Prompt: Return the lines of the entries below without any change, starting at the line that contains "x-axis-label: アクセルペダル操作量: [308, 177, 378, 185]" and ending after the line that contains "text-line: 加速状態にあると判: [20, 391, 109, 403]".

··· Materials provided

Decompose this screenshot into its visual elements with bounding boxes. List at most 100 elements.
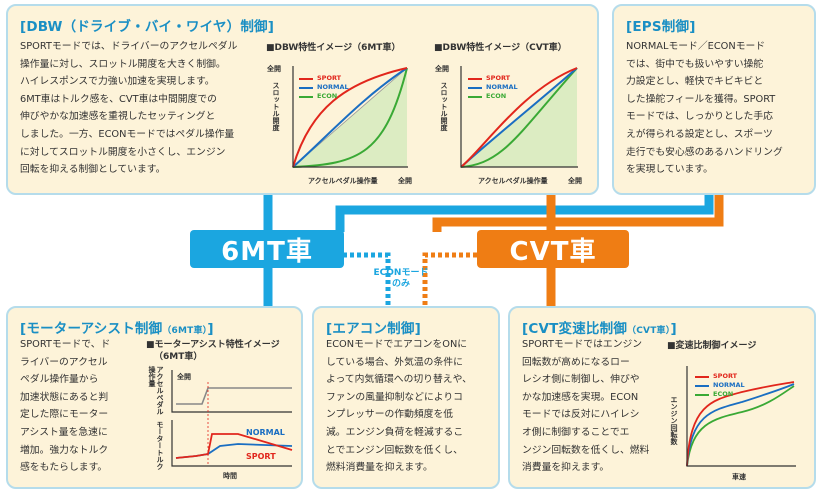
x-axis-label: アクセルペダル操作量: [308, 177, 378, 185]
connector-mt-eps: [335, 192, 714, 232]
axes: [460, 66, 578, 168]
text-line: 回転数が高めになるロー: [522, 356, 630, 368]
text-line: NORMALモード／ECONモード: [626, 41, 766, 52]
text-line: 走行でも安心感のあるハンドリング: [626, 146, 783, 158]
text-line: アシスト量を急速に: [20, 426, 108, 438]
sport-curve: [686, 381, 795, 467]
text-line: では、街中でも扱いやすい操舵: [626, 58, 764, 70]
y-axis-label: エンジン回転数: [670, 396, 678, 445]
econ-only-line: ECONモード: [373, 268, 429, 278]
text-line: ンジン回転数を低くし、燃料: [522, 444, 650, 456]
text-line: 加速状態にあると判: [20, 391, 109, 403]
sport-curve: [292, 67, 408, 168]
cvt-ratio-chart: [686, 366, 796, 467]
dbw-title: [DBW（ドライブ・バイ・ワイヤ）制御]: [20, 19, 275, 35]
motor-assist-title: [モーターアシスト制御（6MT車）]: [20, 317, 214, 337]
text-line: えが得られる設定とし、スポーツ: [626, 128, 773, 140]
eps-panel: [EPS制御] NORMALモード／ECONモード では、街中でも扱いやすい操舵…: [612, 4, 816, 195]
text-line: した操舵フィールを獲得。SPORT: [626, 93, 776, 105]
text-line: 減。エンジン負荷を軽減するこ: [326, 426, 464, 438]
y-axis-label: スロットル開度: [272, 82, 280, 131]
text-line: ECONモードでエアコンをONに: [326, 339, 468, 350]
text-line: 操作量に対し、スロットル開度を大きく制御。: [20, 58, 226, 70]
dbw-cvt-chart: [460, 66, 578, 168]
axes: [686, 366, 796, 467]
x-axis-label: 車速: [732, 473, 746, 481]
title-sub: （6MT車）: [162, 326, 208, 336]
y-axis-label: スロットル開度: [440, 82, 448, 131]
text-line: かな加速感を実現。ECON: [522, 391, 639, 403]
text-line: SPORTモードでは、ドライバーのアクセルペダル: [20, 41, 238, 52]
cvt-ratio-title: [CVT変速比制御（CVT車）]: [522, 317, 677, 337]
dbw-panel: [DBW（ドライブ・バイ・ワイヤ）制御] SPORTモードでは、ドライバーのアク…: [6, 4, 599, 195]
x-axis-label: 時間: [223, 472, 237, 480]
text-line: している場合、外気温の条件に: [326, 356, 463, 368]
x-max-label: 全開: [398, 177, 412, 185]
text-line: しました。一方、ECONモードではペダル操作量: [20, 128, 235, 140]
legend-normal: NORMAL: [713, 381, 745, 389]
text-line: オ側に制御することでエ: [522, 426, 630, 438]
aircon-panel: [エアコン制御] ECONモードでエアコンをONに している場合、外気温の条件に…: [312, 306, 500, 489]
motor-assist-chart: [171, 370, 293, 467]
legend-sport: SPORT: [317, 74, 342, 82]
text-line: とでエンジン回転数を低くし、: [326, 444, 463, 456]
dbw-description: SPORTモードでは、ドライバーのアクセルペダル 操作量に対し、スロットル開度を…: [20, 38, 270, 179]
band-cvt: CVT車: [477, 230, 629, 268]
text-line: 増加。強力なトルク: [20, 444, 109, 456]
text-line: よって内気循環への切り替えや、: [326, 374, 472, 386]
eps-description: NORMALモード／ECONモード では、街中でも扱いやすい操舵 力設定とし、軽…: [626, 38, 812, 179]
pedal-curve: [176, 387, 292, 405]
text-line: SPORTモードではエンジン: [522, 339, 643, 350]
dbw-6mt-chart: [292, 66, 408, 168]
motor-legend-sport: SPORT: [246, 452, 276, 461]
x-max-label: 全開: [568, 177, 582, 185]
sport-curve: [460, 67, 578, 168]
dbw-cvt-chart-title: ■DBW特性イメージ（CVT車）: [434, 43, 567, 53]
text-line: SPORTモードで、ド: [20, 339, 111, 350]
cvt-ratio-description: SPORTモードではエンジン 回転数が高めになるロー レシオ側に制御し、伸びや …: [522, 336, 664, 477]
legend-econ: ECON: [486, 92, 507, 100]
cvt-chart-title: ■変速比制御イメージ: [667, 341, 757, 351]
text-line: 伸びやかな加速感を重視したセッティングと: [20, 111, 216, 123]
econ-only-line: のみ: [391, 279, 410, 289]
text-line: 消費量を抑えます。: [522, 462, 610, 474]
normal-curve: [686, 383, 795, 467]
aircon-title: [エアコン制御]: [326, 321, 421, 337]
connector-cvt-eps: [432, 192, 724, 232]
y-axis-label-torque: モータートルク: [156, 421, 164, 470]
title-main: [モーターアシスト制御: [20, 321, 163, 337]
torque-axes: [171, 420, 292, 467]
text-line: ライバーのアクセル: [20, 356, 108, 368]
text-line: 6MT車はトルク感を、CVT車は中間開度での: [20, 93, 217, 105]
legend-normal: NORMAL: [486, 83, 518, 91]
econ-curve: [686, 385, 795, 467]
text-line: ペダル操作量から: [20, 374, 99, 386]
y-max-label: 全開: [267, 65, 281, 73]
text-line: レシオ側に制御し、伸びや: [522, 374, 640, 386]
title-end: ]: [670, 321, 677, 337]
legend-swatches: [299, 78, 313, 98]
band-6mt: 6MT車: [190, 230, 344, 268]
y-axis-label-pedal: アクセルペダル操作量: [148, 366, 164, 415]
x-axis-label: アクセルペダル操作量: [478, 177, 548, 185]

······

Task answer:
x-axis-label: アクセルペダル操作量: [308, 177, 378, 185]
connector-mt-eps: [335, 192, 714, 232]
axes: [460, 66, 578, 168]
text-line: 回転数が高めになるロー: [522, 356, 630, 368]
text-line: NORMALモード／ECONモード: [626, 41, 766, 52]
text-line: 走行でも安心感のあるハンドリング: [626, 146, 783, 158]
text-line: アシスト量を急速に: [20, 426, 108, 438]
sport-curve: [686, 381, 795, 467]
text-line: では、街中でも扱いやすい操舵: [626, 58, 764, 70]
y-axis-label: エンジン回転数: [670, 396, 678, 445]
econ-only-line: ECONモード: [373, 268, 429, 278]
text-line: ンジン回転数を低くし、燃料: [522, 444, 650, 456]
text-line: 加速状態にあると判: [20, 391, 109, 403]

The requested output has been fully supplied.